>> Begin Entries shown

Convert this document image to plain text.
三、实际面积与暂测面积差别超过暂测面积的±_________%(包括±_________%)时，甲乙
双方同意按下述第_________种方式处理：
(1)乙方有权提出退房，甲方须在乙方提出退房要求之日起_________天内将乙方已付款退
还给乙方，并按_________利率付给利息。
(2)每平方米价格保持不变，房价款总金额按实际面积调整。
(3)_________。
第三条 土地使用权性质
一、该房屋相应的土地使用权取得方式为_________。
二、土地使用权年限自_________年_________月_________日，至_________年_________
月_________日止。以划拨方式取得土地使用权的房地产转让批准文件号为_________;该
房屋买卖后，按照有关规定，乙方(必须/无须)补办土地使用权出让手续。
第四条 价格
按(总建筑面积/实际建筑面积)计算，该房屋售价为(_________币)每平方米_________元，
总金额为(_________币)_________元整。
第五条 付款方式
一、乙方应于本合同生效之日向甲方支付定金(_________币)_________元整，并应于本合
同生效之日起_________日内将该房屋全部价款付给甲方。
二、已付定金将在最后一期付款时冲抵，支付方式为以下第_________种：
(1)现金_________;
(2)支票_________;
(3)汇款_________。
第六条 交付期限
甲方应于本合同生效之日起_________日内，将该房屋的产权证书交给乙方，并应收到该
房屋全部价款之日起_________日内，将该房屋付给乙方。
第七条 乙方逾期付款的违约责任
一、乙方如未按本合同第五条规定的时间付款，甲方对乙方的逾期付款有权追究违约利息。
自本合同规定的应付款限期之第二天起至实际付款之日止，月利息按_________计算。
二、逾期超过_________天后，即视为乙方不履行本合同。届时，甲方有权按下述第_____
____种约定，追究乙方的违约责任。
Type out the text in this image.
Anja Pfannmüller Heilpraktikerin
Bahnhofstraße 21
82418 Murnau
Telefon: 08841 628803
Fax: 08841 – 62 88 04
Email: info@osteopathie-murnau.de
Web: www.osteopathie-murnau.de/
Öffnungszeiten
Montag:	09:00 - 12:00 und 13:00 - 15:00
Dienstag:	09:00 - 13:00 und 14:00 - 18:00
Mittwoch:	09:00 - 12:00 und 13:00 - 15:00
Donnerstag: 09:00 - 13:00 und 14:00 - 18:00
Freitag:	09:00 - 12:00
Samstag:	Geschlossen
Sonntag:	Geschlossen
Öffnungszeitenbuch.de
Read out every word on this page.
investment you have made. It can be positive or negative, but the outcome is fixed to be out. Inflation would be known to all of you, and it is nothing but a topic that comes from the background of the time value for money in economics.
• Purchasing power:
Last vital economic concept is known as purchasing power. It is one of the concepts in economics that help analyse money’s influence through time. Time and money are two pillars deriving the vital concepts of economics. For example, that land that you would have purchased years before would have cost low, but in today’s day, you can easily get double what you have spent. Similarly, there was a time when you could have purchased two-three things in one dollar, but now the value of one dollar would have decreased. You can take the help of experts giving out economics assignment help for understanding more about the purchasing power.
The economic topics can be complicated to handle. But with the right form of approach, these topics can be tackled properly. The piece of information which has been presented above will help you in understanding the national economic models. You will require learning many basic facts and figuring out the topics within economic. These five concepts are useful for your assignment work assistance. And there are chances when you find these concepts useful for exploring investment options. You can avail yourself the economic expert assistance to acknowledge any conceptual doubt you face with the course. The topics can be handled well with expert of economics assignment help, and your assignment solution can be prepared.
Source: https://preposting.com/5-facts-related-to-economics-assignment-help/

>> End Entries shown

> Written request: From the records above, please extract every line and repeat it exactly.

> Correct response:
Convert this document image to plain text.
三、实际面积与暂测面积差别超过暂测面积的±_________%(包括±_________%)时，甲乙
双方同意按下述第_________种方式处理：
(1)乙方有权提出退房，甲方须在乙方提出退房要求之日起_________天内将乙方已付款退
还给乙方，并按_________利率付给利息。
(2)每平方米价格保持不变，房价款总金额按实际面积调整。
(3)_________。
第三条 土地使用权性质
一、该房屋相应的土地使用权取得方式为_________。
二、土地使用权年限自_________年_________月_________日，至_________年_________
月_________日止。以划拨方式取得土地使用权的房地产转让批准文件号为_________;该
房屋买卖后，按照有关规定，乙方(必须/无须)补办土地使用权出让手续。
第四条 价格
按(总建筑面积/实际建筑面积)计算，该房屋售价为(_________币)每平方米_________元，
总金额为(_________币)_________元整。
第五条 付款方式
一、乙方应于本合同生效之日向甲方支付定金(_________币)_________元整，并应于本合
同生效之日起_________日内将该房屋全部价款付给甲方。
二、已付定金将在最后一期付款时冲抵，支付方式为以下第_________种：
(1)现金_________;
(2)支票_________;
(3)汇款_________。
第六条 交付期限
甲方应于本合同生效之日起_________日内，将该房屋的产权证书交给乙方，并应收到该
房屋全部价款之日起_________日内，将该房屋付给乙方。
第七条 乙方逾期付款的违约责任
一、乙方如未按本合同第五条规定的时间付款，甲方对乙方的逾期付款有权追究违约利息。
自本合同规定的应付款限期之第二天起至实际付款之日止，月利息按_________计算。
二、逾期超过_________天后，即视为乙方不履行本合同。届时，甲方有权按下述第_____
____种约定，追究乙方的违约责任。
Type out the text in this image.
Anja Pfannmüller Heilpraktikerin
Bahnhofstraße 21
82418 Murnau
Telefon: 08841 628803
Fax: 08841 – 62 88 04
Email: info@osteopathie-murnau.de
Web: www.osteopathie-murnau.de/
Öffnungszeiten
Montag:	09:00 - 12:00 und 13:00 - 15:00
Dienstag:	09:00 - 13:00 und 14:00 - 18:00
Mittwoch:	09:00 - 12:00 und 13:00 - 15:00
Donnerstag: 09:00 - 13:00 und 14:00 - 18:00
Freitag:	09:00 - 12:00
Samstag:	Geschlossen
Sonntag:	Geschlossen
Öffnungszeitenbuch.de
Read out every word on this page.
investment you have made. It can be positive or negative, but the outcome is fixed to be out. Inflation would be known to all of you, and it is nothing but a topic that comes from the background of the time value for money in economics.
• Purchasing power:
Last vital economic concept is known as purchasing power. It is one of the concepts in economics that help analyse money’s influence through time. Time and money are two pillars deriving the vital concepts of economics. For example, that land that you would have purchased years before would have cost low, but in today’s day, you can easily get double what you have spent. Similarly, there was a time when you could have purchased two-three things in one dollar, but now the value of one dollar would have decreased. You can take the help of experts giving out economics assignment help for understanding more about the purchasing power.
The economic topics can be complicated to handle. But with the right form of approach, these topics can be tackled properly. The piece of information which has been presented above will help you in understanding the national economic models. You will require learning many basic facts and figuring out the topics within economic. These five concepts are useful for your assignment work assistance. And there are chances when you find these concepts useful for exploring investment options. You can avail yourself the economic expert assistance to acknowledge any conceptual doubt you face with the course. The topics can be handled well with expert of economics assignment help, and your assignment solution can be prepared.
Source: https://preposting.com/5-facts-related-to-economics-assignment-help/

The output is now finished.